TASK DESCRIPTION =
Copy out the material below in full, but not its images.

====== RECORDS SHOWN

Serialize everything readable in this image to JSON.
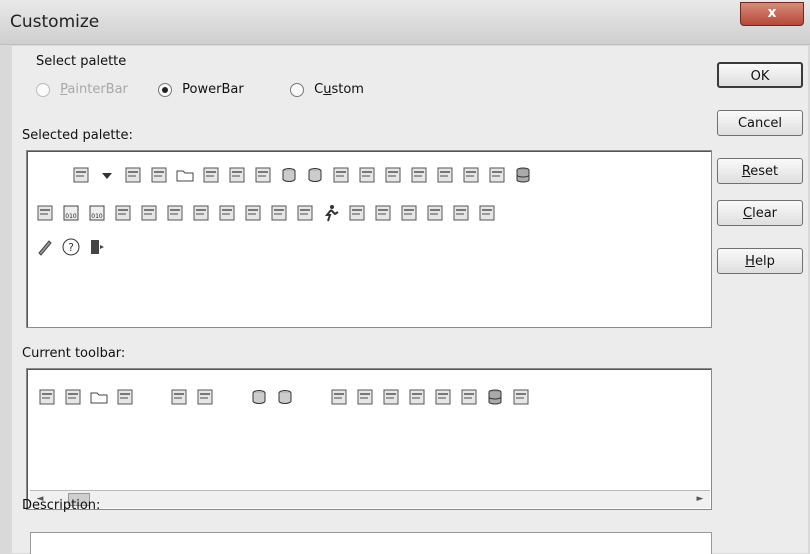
{
  "window": {
    "title": "Customize",
    "close_symbol": "x"
  },
  "select_palette": {
    "label": "Select palette",
    "options": [
      {
        "label": "PainterBar",
        "underline": "P",
        "rest": "ainterBar",
        "state": "disabled"
      },
      {
        "label": "PowerBar",
        "state": "checked"
      },
      {
        "label": "Custom",
        "pre": "C",
        "underline": "u",
        "rest": "stom",
        "state": "unchecked"
      }
    ]
  },
  "selected_palette": {
    "label": "Selected palette:",
    "rows": [
      [
        "new-window-icon",
        "dropdown-arrow-icon",
        "new-icon",
        "tree-view-icon",
        "open-folder-icon",
        "inspect-icon",
        "structure-icon",
        "library-icon",
        "database-icon",
        "database-icon",
        "properties-icon",
        "document-icon",
        "query-icon",
        "report-icon",
        "pipeline-icon",
        "table-icon",
        "datastore-icon",
        "database-stack-icon"
      ],
      [
        "edit-note-icon",
        "binary-010-icon",
        "binary-010-icon",
        "transport-icon",
        "debug-010-icon",
        "connect-icon",
        "profile-icon",
        "export-icon",
        "deploy-icon",
        "bug-icon",
        "bug-stop-icon",
        "run-icon",
        "run-stop-icon",
        "split-view-icon",
        "layout-icon",
        "window-icon",
        "arrange-icon",
        "grid-icon"
      ],
      [
        "pen-icon",
        "help-icon",
        "exit-icon"
      ]
    ]
  },
  "current_toolbar": {
    "label": "Current toolbar:",
    "groups": [
      [
        "new-icon",
        "tree-view-icon",
        "open-folder-icon",
        "inspect-icon"
      ],
      [
        "structure-icon",
        "library-icon"
      ],
      [
        "database-icon",
        "database-icon"
      ],
      [
        "document-icon",
        "query-icon",
        "report-icon",
        "pipeline-icon",
        "table-icon",
        "datastore-icon",
        "database-stack-icon",
        "edit-note-icon"
      ]
    ],
    "scroll_left": "◄",
    "scroll_right": "►"
  },
  "description": {
    "label": "Description:"
  },
  "buttons": {
    "ok": "OK",
    "cancel": "Cancel",
    "reset": {
      "underline": "R",
      "rest": "eset"
    },
    "clear": {
      "underline": "C",
      "rest": "lear"
    },
    "help": {
      "underline": "H",
      "rest": "elp"
    }
  }
}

============

TASK ANSWER =
Serialize everything readable in this image to JSON.
{
  "window": {
    "title": "Customize",
    "close_symbol": "x"
  },
  "select_palette": {
    "label": "Select palette",
    "options": [
      {
        "label": "PainterBar",
        "underline": "P",
        "rest": "ainterBar",
        "state": "disabled"
      },
      {
        "label": "PowerBar",
        "state": "checked"
      },
      {
        "label": "Custom",
        "pre": "C",
        "underline": "u",
        "rest": "stom",
        "state": "unchecked"
      }
    ]
  },
  "selected_palette": {
    "label": "Selected palette:",
    "rows": [
      [
        "new-window-icon",
        "dropdown-arrow-icon",
        "new-icon",
        "tree-view-icon",
        "open-folder-icon",
        "inspect-icon",
        "structure-icon",
        "library-icon",
        "database-icon",
        "database-icon",
        "properties-icon",
        "document-icon",
        "query-icon",
        "report-icon",
        "pipeline-icon",
        "table-icon",
        "datastore-icon",
        "database-stack-icon"
      ],
      [
        "edit-note-icon",
        "binary-010-icon",
        "binary-010-icon",
        "transport-icon",
        "debug-010-icon",
        "connect-icon",
        "profile-icon",
        "export-icon",
        "deploy-icon",
        "bug-icon",
        "bug-stop-icon",
        "run-icon",
        "run-stop-icon",
        "split-view-icon",
        "layout-icon",
        "window-icon",
        "arrange-icon",
        "grid-icon"
      ],
      [
        "pen-icon",
        "help-icon",
        "exit-icon"
      ]
    ]
  },
  "current_toolbar": {
    "label": "Current toolbar:",
    "groups": [
      [
        "new-icon",
        "tree-view-icon",
        "open-folder-icon",
        "inspect-icon"
      ],
      [
        "structure-icon",
        "library-icon"
      ],
      [
        "database-icon",
        "database-icon"
      ],
      [
        "document-icon",
        "query-icon",
        "report-icon",
        "pipeline-icon",
        "table-icon",
        "datastore-icon",
        "database-stack-icon",
        "edit-note-icon"
      ]
    ],
    "scroll_left": "◄",
    "scroll_right": "►"
  },
  "description": {
    "label": "Description:"
  },
  "buttons": {
    "ok": "OK",
    "cancel": "Cancel",
    "reset": {
      "underline": "R",
      "rest": "eset"
    },
    "clear": {
      "underline": "C",
      "rest": "lear"
    },
    "help": {
      "underline": "H",
      "rest": "elp"
    }
  }
}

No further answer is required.